Records contained in a dataset
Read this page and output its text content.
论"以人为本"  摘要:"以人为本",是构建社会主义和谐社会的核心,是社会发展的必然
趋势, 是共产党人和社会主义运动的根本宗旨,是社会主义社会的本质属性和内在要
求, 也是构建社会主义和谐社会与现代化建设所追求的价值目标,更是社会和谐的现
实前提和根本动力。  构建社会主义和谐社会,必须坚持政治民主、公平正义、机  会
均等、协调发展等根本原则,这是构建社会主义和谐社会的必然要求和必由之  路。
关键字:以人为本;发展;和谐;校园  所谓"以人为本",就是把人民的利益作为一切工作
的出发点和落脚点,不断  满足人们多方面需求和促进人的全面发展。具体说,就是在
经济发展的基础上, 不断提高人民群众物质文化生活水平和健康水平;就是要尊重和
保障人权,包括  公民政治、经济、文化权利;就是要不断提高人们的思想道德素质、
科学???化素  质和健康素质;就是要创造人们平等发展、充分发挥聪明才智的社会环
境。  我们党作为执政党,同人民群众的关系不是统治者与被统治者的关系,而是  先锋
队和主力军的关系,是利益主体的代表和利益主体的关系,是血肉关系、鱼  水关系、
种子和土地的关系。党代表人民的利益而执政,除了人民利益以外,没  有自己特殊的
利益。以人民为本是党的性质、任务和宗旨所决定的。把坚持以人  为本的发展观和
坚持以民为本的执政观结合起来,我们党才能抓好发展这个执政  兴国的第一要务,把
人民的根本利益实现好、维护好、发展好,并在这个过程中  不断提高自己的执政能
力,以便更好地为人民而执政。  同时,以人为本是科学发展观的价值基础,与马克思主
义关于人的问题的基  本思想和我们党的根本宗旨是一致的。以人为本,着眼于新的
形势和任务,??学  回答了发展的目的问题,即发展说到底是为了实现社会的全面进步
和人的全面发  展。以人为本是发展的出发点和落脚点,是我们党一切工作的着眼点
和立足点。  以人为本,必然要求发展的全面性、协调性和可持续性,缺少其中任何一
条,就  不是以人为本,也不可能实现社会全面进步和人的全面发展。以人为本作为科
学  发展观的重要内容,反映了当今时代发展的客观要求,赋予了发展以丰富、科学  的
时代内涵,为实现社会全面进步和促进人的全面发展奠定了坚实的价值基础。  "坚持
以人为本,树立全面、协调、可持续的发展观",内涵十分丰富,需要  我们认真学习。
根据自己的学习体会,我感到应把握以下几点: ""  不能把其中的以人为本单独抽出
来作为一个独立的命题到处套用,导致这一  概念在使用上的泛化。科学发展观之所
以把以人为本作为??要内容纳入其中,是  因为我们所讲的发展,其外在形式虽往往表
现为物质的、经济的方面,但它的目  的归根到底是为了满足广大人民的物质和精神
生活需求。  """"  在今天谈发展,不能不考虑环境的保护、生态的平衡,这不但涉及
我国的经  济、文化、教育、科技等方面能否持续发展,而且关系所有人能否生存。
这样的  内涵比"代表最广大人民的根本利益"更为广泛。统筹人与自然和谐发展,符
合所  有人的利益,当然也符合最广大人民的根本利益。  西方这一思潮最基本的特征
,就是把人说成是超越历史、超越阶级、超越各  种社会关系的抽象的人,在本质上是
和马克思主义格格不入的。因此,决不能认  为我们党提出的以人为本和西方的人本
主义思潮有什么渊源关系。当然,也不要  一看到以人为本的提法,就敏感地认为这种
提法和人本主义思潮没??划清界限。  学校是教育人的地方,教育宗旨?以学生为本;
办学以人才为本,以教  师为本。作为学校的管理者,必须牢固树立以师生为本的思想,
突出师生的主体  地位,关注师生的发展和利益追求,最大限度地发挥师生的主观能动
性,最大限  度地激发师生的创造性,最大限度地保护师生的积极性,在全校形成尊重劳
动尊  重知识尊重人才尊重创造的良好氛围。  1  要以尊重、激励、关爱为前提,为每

__Problem__: All of the entries need to be reproduced exactly; please write them out.

__Exercise answer__:
Read this page and output its text content.
论"以人为本"  摘要:"以人为本",是构建社会主义和谐社会的核心,是社会发展的必然
趋势, 是共产党人和社会主义运动的根本宗旨,是社会主义社会的本质属性和内在要
求, 也是构建社会主义和谐社会与现代化建设所追求的价值目标,更是社会和谐的现
实前提和根本动力。  构建社会主义和谐社会,必须坚持政治民主、公平正义、机  会
均等、协调发展等根本原则,这是构建社会主义和谐社会的必然要求和必由之  路。
关键字:以人为本;发展;和谐;校园  所谓"以人为本",就是把人民的利益作为一切工作
的出发点和落脚点,不断  满足人们多方面需求和促进人的全面发展。具体说,就是在
经济发展的基础上, 不断提高人民群众物质文化生活水平和健康水平;就是要尊重和
保障人权,包括  公民政治、经济、文化权利;就是要不断提高人们的思想道德素质、
科学???化素  质和健康素质;就是要创造人们平等发展、充分发挥聪明才智的社会环
境。  我们党作为执政党,同人民群众的关系不是统治者与被统治者的关系,而是  先锋
队和主力军的关系,是利益主体的代表和利益主体的关系,是血肉关系、鱼  水关系、
种子和土地的关系。党代表人民的利益而执政,除了人民利益以外,没  有自己特殊的
利益。以人民为本是党的性质、任务和宗旨所决定的。把坚持以人  为本的发展观和
坚持以民为本的执政观结合起来,我们党才能抓好发展这个执政  兴国的第一要务,把
人民的根本利益实现好、维护好、发展好,并在这个过程中  不断提高自己的执政能
力,以便更好地为人民而执政。  同时,以人为本是科学发展观的价值基础,与马克思主
义关于人的问题的基  本思想和我们党的根本宗旨是一致的。以人为本,着眼于新的
形势和任务,??学  回答了发展的目的问题,即发展说到底是为了实现社会的全面进步
和人的全面发  展。以人为本是发展的出发点和落脚点,是我们党一切工作的着眼点
和立足点。  以人为本,必然要求发展的全面性、协调性和可持续性,缺少其中任何一
条,就  不是以人为本,也不可能实现社会全面进步和人的全面发展。以人为本作为科
学  发展观的重要内容,反映了当今时代发展的客观要求,赋予了发展以丰富、科学  的
时代内涵,为实现社会全面进步和促进人的全面发展奠定了坚实的价值基础。  "坚持
以人为本,树立全面、协调、可持续的发展观",内涵十分丰富,需要  我们认真学习。
根据自己的学习体会,我感到应把握以下几点: ""  不能把其中的以人为本单独抽出
来作为一个独立的命题到处套用,导致这一  概念在使用上的泛化。科学发展观之所
以把以人为本作为??要内容纳入其中,是  因为我们所讲的发展,其外在形式虽往往表
现为物质的、经济的方面,但它的目  的归根到底是为了满足广大人民的物质和精神
生活需求。  """"  在今天谈发展,不能不考虑环境的保护、生态的平衡,这不但涉及
我国的经  济、文化、教育、科技等方面能否持续发展,而且关系所有人能否生存。
这样的  内涵比"代表最广大人民的根本利益"更为广泛。统筹人与自然和谐发展,符
合所  有人的利益,当然也符合最广大人民的根本利益。  西方这一思潮最基本的特征
,就是把人说成是超越历史、超越阶级、超越各  种社会关系的抽象的人,在本质上是
和马克思主义格格不入的。因此,决不能认  为我们党提出的以人为本和西方的人本
主义思潮有什么渊源关系。当然,也不要  一看到以人为本的提法,就敏感地认为这种
提法和人本主义思潮没??划清界限。  学校是教育人的地方,教育宗旨?以学生为本;
办学以人才为本,以教  师为本。作为学校的管理者,必须牢固树立以师生为本的思想,
突出师生的主体  地位,关注师生的发展和利益追求,最大限度地发挥师生的主观能动
性,最大限  度地激发师生的创造性,最大限度地保护师生的积极性,在全校形成尊重劳
动尊  重知识尊重人才尊重创造的良好氛围。  1  要以尊重、激励、关爱为前提,为每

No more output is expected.